Instructions for the task
Search the listing for "What" and copy every line where it appears.

* begin *

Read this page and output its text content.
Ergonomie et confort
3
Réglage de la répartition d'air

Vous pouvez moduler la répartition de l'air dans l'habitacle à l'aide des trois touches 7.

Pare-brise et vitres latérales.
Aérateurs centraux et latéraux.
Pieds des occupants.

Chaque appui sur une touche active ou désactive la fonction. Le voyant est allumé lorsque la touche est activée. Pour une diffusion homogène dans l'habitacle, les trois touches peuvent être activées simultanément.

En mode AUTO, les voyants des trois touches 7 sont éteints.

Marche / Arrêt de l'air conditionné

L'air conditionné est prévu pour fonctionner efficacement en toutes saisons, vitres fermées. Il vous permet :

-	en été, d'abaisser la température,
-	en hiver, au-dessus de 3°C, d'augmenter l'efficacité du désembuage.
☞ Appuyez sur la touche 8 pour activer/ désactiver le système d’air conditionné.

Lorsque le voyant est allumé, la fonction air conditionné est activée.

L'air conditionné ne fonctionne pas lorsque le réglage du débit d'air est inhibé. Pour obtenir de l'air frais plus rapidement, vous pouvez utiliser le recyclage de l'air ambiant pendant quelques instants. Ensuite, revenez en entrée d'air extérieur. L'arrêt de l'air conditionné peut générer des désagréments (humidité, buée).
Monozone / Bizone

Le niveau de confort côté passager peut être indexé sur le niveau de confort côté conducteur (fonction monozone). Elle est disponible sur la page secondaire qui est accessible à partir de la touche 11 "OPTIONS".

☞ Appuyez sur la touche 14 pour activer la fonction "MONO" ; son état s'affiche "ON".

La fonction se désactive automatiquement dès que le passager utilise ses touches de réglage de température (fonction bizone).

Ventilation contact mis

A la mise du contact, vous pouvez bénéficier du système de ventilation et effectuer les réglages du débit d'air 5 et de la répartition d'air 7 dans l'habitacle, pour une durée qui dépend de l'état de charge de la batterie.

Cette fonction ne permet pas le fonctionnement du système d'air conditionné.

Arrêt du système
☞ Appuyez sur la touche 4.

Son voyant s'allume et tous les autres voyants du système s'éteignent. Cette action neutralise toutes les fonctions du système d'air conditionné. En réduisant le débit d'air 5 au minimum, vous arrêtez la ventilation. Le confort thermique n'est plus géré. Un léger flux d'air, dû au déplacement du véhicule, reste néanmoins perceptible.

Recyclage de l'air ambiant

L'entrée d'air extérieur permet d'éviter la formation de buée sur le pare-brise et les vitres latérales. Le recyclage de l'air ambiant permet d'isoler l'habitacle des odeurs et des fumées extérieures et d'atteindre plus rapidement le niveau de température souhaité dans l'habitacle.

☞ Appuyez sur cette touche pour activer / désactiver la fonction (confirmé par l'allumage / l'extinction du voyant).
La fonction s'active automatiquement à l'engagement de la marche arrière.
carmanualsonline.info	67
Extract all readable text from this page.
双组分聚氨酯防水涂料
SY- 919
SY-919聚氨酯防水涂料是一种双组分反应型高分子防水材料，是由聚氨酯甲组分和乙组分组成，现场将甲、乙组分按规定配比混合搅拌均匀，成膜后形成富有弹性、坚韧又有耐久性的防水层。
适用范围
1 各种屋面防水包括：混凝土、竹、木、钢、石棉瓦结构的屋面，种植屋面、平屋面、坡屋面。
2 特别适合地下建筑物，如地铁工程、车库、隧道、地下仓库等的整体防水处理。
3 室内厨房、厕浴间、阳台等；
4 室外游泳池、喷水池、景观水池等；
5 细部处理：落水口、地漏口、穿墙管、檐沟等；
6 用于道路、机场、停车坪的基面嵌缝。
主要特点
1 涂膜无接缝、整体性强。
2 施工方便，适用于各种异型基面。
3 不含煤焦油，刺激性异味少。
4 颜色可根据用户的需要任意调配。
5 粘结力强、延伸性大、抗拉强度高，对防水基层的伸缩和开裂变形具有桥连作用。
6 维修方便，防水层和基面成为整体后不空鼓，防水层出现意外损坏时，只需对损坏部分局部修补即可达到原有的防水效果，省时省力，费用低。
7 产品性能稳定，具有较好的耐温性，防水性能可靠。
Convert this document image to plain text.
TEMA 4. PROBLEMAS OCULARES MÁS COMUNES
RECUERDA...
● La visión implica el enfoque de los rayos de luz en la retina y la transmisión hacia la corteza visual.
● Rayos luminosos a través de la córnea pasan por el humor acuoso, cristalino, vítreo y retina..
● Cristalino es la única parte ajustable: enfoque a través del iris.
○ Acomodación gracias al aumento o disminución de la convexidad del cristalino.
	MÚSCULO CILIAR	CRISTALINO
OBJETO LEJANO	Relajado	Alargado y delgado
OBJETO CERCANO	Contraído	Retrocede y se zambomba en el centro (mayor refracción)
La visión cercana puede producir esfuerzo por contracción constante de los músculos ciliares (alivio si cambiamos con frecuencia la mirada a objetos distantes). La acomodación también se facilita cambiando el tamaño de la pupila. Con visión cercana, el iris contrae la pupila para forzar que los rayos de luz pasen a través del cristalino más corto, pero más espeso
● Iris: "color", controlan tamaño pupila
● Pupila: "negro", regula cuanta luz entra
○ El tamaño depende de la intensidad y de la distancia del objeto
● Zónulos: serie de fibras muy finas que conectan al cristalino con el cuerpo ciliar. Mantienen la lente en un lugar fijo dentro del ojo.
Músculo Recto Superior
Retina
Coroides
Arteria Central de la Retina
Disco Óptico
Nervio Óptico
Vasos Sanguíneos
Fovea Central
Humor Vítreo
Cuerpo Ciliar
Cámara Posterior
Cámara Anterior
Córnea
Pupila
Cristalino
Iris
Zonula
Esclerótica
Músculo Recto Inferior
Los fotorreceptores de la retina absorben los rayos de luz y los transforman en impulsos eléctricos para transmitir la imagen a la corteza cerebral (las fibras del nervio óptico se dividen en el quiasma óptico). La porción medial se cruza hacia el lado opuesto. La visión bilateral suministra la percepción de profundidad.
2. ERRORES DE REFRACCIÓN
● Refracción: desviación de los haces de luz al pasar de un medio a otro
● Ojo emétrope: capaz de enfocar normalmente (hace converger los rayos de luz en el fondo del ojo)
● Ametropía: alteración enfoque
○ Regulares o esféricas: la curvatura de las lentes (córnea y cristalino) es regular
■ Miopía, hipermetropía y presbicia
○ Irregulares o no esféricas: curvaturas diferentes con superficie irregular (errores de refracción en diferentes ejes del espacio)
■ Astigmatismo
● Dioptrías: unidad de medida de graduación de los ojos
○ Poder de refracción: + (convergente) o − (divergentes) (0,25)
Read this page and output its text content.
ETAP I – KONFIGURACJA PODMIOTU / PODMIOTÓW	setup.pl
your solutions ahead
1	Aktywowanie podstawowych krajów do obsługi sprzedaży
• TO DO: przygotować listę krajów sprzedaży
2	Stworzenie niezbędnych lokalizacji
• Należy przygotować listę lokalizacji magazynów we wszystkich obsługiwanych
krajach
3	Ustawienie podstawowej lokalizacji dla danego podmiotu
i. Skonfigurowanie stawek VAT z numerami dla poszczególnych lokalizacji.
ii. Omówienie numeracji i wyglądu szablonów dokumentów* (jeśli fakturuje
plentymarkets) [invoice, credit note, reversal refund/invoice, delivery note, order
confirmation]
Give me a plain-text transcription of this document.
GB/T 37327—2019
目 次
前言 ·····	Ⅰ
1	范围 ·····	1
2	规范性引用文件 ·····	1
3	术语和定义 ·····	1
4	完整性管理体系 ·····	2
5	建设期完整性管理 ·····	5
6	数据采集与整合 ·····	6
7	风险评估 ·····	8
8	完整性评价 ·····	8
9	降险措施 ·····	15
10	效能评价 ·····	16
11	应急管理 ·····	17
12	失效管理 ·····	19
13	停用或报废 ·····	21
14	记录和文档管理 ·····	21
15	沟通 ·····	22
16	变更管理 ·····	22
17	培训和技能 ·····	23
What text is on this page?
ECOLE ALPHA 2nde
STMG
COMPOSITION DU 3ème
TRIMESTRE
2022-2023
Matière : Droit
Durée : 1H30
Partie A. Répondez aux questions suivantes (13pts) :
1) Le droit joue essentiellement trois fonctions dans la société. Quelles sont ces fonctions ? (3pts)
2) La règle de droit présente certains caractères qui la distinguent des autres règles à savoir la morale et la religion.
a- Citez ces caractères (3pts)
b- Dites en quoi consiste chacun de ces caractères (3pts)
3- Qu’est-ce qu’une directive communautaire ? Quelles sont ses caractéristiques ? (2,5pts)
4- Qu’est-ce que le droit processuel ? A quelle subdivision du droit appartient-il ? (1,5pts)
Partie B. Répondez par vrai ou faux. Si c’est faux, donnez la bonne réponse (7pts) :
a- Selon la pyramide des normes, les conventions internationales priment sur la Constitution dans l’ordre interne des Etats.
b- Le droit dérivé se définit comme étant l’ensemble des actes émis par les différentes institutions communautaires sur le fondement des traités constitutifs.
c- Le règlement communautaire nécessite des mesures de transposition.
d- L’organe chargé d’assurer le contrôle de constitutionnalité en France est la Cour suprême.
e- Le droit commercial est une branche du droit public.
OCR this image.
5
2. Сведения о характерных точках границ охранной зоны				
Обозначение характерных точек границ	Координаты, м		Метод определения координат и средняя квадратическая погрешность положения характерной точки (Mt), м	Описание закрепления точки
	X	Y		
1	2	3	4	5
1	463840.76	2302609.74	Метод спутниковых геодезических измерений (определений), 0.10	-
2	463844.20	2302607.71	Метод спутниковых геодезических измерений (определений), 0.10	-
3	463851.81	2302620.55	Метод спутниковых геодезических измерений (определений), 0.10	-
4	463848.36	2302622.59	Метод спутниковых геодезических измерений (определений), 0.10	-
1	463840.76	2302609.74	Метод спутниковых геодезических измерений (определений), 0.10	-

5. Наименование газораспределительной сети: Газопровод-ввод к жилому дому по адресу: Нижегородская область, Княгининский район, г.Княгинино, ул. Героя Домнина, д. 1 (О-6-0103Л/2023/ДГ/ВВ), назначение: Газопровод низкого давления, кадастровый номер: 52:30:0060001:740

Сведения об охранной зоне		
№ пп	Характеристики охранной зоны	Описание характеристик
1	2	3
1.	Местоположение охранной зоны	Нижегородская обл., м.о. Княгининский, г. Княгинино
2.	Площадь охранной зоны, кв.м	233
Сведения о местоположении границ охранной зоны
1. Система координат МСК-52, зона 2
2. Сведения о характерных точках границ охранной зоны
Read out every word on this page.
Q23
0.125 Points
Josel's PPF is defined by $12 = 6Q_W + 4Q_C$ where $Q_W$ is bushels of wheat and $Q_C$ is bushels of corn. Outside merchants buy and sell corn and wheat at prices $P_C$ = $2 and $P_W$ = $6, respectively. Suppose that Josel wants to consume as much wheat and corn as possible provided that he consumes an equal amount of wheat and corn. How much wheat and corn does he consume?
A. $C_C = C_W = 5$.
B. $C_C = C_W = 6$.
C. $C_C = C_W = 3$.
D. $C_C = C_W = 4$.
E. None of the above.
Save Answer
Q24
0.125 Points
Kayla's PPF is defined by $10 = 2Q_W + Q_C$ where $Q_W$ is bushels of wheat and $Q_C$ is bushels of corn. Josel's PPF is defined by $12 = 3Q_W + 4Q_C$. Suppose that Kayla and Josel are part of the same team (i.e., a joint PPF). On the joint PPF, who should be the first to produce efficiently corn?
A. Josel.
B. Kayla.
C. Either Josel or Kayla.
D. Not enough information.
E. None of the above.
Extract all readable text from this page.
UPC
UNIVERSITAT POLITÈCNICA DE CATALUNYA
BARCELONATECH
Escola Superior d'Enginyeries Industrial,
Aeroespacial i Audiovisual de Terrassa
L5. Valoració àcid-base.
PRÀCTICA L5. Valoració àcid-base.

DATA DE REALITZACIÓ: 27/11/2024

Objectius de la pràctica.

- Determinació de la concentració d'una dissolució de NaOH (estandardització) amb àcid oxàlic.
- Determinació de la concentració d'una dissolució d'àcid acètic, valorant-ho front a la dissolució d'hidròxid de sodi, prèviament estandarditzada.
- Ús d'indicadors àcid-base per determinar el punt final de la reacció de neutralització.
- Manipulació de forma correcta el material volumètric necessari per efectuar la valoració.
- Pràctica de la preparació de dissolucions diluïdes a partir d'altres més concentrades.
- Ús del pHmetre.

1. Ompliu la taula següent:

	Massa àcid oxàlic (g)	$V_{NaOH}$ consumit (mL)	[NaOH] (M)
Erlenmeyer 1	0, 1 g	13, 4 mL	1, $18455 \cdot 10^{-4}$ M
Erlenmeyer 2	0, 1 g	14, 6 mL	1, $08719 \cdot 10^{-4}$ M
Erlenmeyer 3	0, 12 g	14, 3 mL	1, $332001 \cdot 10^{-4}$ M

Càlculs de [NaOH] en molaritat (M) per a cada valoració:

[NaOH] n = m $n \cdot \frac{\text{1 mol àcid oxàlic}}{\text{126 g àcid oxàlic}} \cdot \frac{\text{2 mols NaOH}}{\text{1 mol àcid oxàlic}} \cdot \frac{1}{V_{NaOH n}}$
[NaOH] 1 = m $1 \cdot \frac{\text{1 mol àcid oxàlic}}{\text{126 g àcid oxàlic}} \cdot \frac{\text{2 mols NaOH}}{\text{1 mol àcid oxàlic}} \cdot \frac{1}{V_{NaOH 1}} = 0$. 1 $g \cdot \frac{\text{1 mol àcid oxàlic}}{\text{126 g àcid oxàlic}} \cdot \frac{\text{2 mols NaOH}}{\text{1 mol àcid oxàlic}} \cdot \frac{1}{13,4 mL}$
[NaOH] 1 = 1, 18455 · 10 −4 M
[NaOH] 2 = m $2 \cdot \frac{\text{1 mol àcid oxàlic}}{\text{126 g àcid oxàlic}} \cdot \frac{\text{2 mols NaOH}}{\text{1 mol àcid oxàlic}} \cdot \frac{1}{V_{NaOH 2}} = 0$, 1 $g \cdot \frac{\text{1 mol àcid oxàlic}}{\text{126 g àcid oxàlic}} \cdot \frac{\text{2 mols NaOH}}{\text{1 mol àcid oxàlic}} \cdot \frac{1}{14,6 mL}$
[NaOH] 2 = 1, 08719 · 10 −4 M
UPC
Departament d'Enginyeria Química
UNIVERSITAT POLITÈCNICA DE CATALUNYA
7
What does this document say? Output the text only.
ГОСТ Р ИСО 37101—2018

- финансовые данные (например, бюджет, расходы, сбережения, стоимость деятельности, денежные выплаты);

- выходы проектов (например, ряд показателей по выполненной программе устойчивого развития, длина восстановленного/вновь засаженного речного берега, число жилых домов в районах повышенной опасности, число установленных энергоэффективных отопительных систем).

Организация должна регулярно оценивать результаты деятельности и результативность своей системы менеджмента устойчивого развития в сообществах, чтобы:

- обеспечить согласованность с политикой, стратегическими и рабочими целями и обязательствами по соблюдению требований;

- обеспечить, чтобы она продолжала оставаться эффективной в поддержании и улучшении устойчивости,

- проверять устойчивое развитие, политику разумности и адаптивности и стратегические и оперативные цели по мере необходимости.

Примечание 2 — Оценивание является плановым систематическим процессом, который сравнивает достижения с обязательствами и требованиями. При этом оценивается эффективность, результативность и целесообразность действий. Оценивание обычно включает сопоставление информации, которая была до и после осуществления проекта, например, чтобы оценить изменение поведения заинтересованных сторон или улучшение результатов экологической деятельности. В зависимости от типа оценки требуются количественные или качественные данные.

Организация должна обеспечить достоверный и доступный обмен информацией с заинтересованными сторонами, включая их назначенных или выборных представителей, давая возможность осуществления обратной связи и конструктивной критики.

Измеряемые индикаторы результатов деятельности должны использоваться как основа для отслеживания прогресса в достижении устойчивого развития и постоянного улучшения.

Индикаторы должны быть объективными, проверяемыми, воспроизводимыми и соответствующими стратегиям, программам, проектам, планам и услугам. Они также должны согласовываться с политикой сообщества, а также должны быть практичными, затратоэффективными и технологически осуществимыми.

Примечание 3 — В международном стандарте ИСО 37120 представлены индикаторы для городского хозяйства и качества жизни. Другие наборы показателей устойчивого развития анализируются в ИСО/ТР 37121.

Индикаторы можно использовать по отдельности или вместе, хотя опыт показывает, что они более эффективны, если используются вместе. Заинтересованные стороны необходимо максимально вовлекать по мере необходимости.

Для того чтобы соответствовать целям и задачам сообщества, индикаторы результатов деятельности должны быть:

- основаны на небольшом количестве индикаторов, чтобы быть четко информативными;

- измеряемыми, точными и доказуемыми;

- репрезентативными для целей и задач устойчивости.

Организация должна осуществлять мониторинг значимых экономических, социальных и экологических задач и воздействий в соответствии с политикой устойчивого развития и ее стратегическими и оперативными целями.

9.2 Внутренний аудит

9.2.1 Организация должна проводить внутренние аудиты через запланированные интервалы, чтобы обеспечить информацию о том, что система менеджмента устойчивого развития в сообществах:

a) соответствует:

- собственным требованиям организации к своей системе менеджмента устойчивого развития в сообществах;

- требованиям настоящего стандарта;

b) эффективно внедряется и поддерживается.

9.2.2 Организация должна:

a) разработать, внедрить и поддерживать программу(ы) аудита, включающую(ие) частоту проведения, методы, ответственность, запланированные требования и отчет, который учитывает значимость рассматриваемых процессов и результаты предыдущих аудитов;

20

* end *

Correct output
What text is on this page?
What does this document say? Output the text only.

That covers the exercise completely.